- [Stored records]:
*-*-*

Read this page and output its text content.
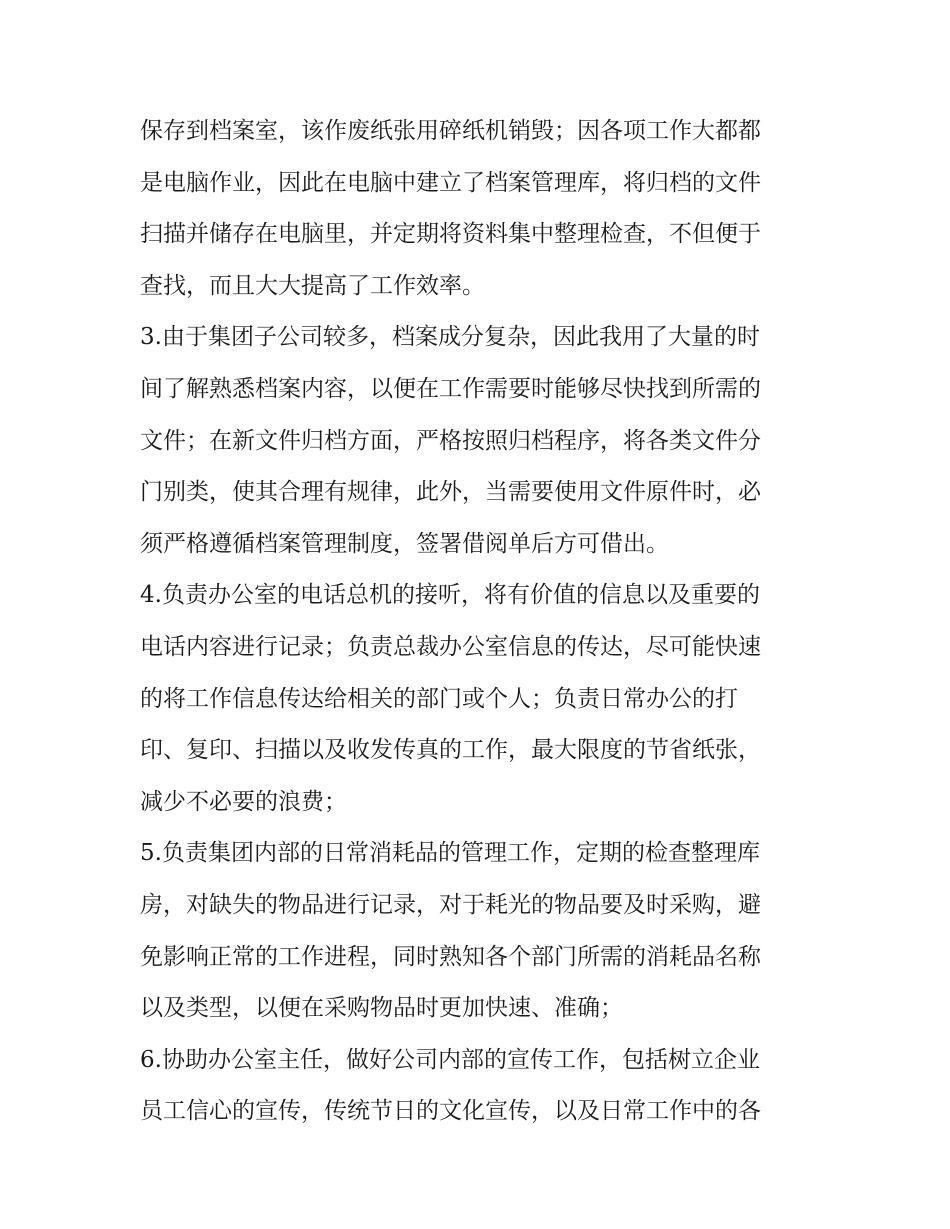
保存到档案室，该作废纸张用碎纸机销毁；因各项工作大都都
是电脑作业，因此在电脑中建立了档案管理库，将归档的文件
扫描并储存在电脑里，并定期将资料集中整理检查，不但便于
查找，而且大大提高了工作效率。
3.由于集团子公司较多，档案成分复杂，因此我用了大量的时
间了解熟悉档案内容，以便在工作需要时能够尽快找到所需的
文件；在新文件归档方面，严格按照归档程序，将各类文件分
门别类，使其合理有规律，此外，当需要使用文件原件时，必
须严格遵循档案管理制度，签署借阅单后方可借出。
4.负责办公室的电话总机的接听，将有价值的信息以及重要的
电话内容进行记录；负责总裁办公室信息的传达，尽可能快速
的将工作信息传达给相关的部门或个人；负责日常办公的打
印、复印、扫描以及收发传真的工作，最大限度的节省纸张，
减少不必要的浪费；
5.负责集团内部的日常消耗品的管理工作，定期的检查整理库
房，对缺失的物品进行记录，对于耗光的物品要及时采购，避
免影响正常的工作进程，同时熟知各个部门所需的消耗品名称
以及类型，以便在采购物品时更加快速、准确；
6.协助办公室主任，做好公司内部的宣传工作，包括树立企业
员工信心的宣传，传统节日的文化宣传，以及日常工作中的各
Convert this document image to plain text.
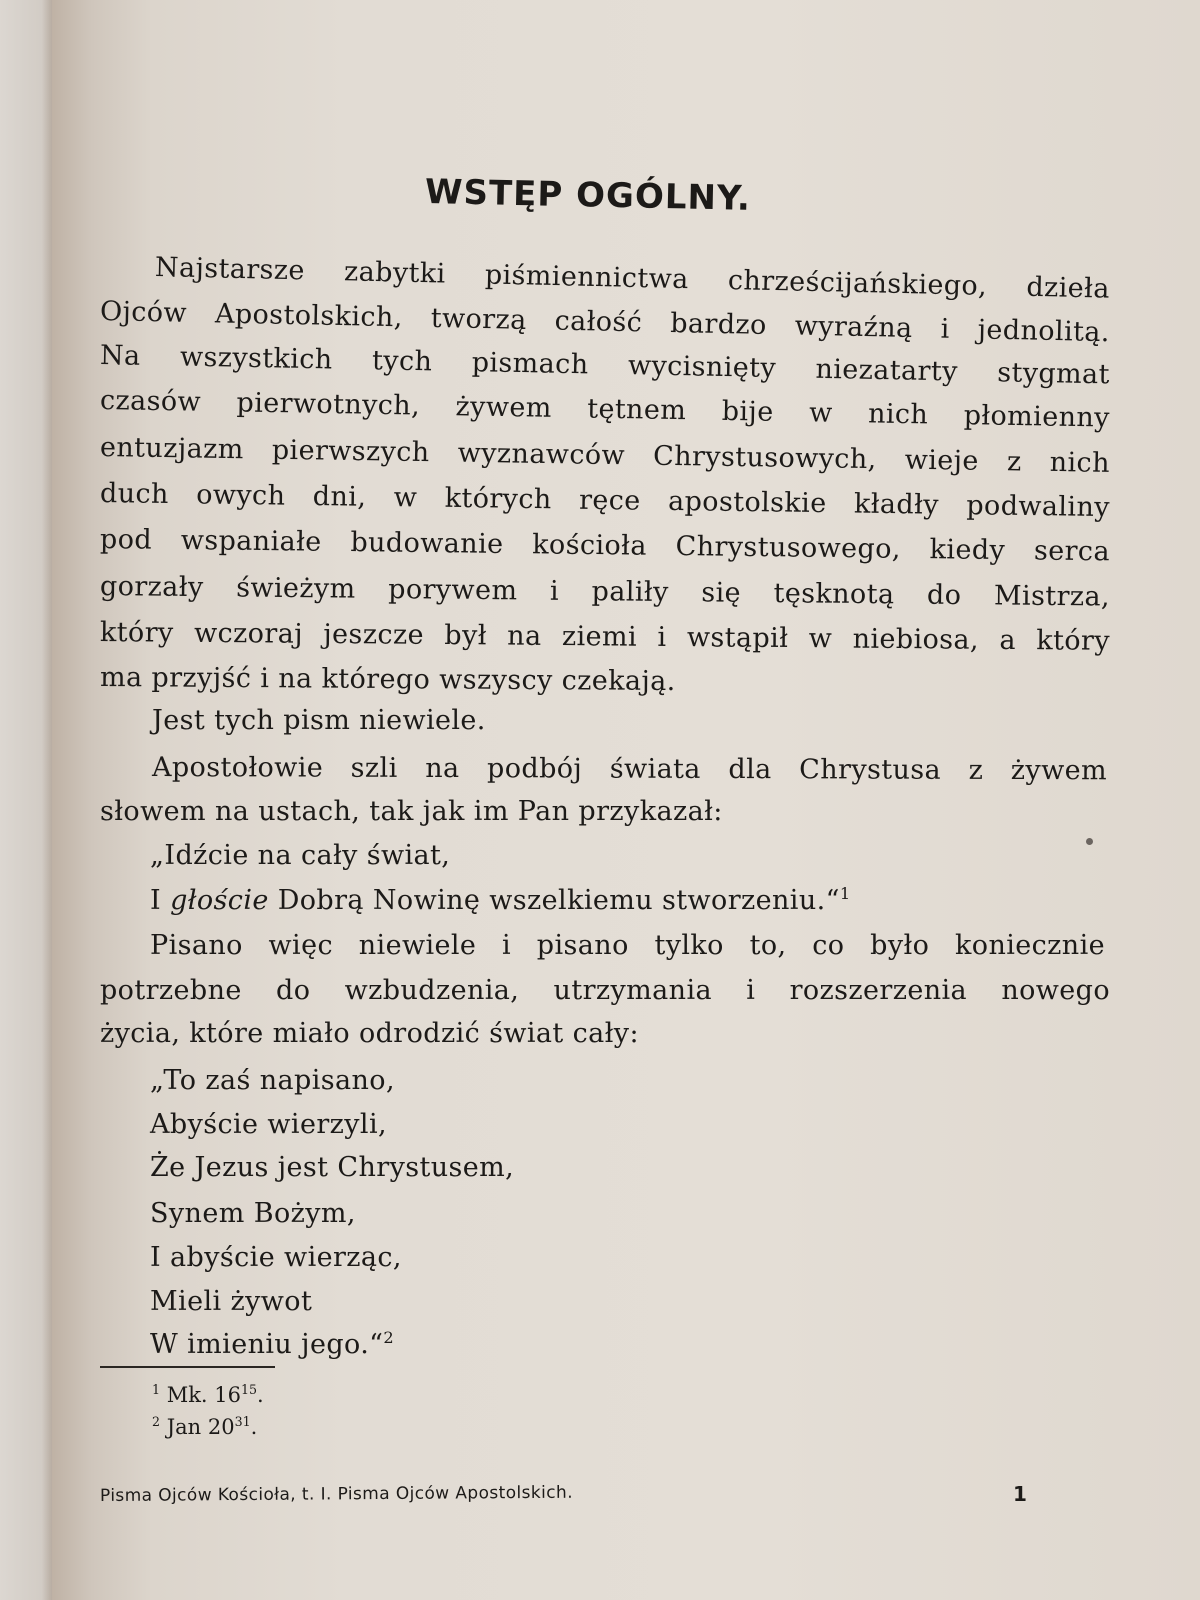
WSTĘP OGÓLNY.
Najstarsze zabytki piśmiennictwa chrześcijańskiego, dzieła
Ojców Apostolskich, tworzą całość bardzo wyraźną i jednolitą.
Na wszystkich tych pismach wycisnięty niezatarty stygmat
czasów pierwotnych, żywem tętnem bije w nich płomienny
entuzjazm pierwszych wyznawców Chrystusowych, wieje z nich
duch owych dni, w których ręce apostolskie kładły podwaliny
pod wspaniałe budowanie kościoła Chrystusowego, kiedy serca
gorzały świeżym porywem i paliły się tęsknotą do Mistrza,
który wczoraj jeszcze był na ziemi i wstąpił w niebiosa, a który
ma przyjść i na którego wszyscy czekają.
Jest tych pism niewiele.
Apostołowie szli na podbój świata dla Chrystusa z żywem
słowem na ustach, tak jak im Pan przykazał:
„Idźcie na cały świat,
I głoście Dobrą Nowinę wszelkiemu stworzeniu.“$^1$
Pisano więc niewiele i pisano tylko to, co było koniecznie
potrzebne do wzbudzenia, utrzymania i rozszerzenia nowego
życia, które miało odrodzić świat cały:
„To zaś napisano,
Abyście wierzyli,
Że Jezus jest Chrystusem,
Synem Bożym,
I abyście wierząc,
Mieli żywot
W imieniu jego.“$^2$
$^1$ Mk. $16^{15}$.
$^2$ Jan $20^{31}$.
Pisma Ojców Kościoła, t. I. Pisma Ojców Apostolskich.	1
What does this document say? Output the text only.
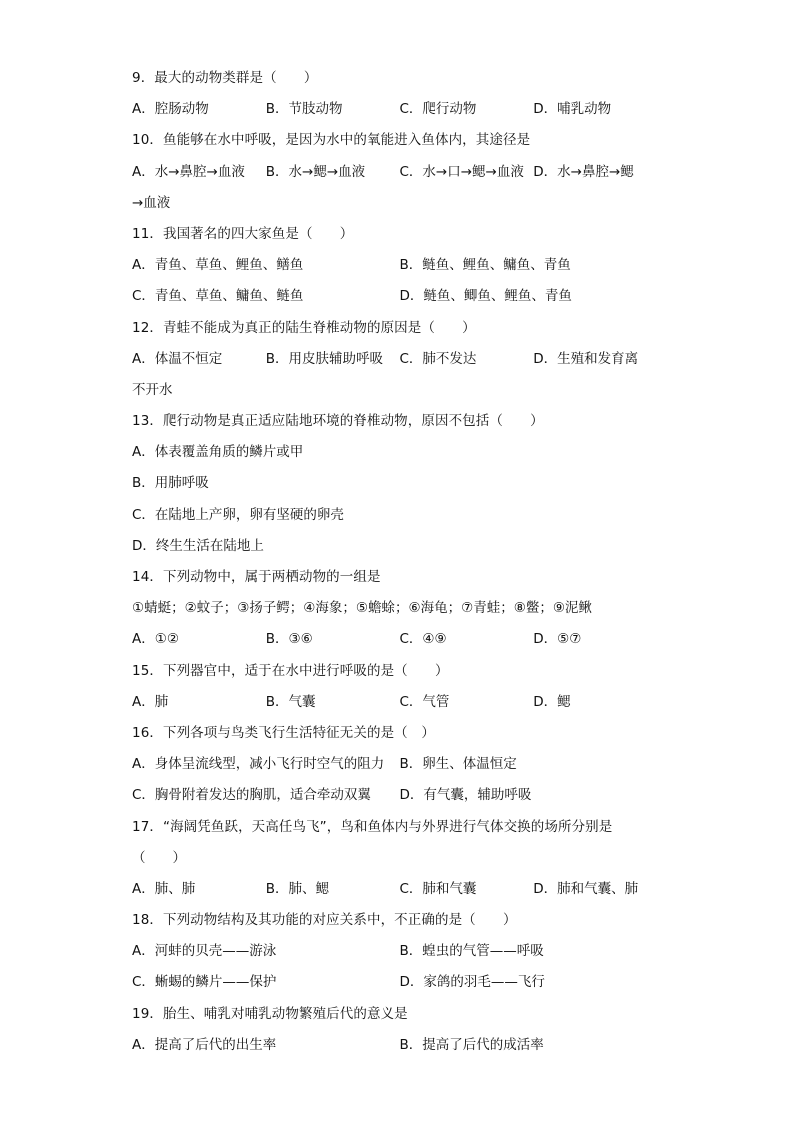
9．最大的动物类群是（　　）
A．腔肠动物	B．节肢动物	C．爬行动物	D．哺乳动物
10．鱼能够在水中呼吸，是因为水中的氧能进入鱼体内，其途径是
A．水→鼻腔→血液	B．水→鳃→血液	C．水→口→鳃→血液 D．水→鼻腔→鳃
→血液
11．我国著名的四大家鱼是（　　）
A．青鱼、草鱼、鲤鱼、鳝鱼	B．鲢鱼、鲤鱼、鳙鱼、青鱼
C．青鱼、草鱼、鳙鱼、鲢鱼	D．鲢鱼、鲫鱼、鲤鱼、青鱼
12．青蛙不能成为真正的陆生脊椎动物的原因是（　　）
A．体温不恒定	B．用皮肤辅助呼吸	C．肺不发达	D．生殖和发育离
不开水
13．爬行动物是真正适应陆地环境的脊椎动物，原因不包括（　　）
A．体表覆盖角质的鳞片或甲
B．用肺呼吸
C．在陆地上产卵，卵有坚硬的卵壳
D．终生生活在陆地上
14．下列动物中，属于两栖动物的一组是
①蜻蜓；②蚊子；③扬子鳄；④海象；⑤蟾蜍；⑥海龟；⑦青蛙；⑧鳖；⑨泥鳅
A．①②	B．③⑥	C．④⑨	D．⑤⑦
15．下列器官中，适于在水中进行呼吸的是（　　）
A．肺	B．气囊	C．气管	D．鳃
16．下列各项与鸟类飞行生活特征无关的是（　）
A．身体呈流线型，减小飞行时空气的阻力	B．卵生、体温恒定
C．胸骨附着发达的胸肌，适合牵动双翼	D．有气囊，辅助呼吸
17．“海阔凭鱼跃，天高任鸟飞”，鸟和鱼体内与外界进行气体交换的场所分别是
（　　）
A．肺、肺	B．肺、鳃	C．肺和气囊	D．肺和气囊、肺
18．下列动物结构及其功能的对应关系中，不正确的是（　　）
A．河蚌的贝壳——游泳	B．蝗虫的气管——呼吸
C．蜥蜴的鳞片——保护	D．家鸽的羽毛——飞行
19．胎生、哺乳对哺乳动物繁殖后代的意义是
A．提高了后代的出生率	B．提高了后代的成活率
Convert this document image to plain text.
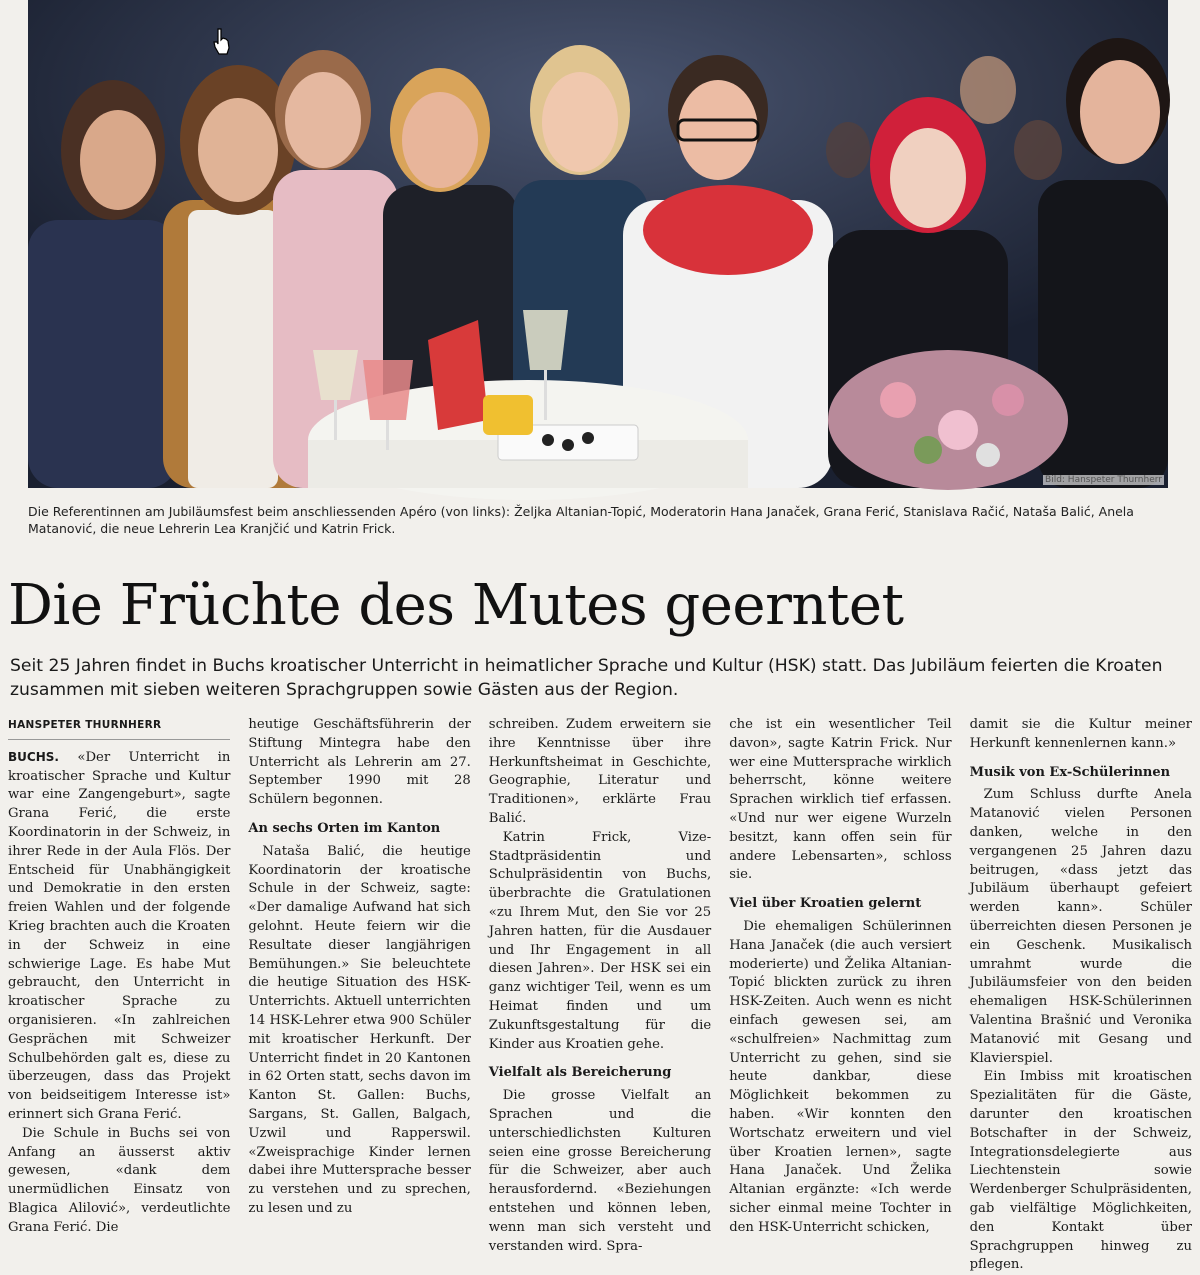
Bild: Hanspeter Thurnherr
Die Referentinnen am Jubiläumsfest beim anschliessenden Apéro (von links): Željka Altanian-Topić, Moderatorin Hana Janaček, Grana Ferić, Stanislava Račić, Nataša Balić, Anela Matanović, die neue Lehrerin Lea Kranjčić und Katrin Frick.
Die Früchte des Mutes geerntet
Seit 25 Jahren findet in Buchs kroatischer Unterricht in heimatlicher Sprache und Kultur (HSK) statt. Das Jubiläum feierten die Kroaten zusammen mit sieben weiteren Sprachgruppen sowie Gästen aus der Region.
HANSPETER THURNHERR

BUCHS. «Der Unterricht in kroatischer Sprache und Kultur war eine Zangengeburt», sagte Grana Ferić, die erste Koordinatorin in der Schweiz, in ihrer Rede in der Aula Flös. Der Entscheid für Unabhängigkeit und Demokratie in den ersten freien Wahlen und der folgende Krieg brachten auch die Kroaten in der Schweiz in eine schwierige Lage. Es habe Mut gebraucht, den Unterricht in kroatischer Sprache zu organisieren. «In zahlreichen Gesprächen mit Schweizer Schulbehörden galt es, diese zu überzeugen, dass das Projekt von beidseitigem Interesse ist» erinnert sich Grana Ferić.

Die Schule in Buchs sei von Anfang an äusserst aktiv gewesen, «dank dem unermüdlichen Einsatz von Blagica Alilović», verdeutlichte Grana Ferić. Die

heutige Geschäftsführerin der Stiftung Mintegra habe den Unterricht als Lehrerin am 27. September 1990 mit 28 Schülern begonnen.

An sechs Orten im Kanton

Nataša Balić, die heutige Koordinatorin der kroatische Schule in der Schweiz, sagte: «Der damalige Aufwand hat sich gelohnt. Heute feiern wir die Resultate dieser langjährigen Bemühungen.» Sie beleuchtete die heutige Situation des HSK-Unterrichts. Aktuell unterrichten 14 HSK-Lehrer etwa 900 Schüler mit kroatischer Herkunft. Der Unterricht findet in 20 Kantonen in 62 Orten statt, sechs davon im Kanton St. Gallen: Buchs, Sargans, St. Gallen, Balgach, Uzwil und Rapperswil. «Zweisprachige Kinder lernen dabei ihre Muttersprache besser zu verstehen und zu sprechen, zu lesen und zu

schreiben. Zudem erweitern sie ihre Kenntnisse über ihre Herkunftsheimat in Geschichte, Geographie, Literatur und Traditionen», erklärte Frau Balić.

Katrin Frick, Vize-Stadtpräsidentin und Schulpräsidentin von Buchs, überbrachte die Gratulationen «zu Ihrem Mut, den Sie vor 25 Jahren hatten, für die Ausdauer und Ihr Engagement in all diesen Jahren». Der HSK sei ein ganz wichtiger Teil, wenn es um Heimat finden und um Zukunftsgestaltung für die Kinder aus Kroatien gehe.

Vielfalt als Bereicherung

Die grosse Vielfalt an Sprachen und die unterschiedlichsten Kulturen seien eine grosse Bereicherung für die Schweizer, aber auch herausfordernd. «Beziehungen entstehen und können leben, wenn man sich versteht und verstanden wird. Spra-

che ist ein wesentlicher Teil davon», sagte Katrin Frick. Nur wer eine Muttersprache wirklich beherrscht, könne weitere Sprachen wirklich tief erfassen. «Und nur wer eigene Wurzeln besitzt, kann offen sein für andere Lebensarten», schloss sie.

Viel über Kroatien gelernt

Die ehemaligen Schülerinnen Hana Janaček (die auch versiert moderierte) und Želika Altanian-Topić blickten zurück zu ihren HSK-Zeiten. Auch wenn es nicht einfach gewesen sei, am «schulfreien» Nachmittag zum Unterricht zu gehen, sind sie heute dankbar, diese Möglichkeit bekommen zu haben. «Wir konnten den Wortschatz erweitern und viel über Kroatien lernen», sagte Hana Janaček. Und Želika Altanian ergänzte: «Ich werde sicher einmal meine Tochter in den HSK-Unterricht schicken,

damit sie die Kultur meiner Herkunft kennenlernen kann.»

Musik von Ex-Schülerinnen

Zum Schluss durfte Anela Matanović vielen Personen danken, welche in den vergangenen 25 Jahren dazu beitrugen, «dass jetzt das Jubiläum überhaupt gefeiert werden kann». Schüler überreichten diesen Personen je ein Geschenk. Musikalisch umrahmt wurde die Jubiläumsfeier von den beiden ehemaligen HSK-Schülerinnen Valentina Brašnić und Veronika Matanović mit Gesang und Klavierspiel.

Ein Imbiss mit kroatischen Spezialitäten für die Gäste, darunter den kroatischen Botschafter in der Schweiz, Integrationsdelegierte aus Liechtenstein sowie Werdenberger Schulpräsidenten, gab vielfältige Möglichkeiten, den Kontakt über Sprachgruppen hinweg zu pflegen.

*-*-*

- [Your task]: Track down every line holding the string "Schweizer" and copy it.

- [Written answer]:
BUCHS. «Der Unterricht in kroatischer Sprache und Kultur war eine Zangengeburt», sagte Grana Ferić, die erste Koordinatorin in der Schweiz, in ihrer Rede in der Aula Flös. Der Entscheid für Unabhängigkeit und Demokratie in den ersten freien Wahlen und der folgende Krieg brachten auch die Kroaten in der Schweiz in eine schwierige Lage. Es habe Mut gebraucht, den Unterricht in kroatischer Sprache zu organisieren. «In zahlreichen Gesprächen mit Schweizer Schulbehörden galt es, diese zu überzeugen, dass das Projekt von beidseitigem Interesse ist» erinnert sich Grana Ferić.
Die grosse Vielfalt an Sprachen und die unterschiedlichsten Kulturen seien eine grosse Bereicherung für die Schweizer, aber auch herausfordernd. «Beziehungen entstehen und können leben, wenn man sich versteht und verstanden wird. Spra-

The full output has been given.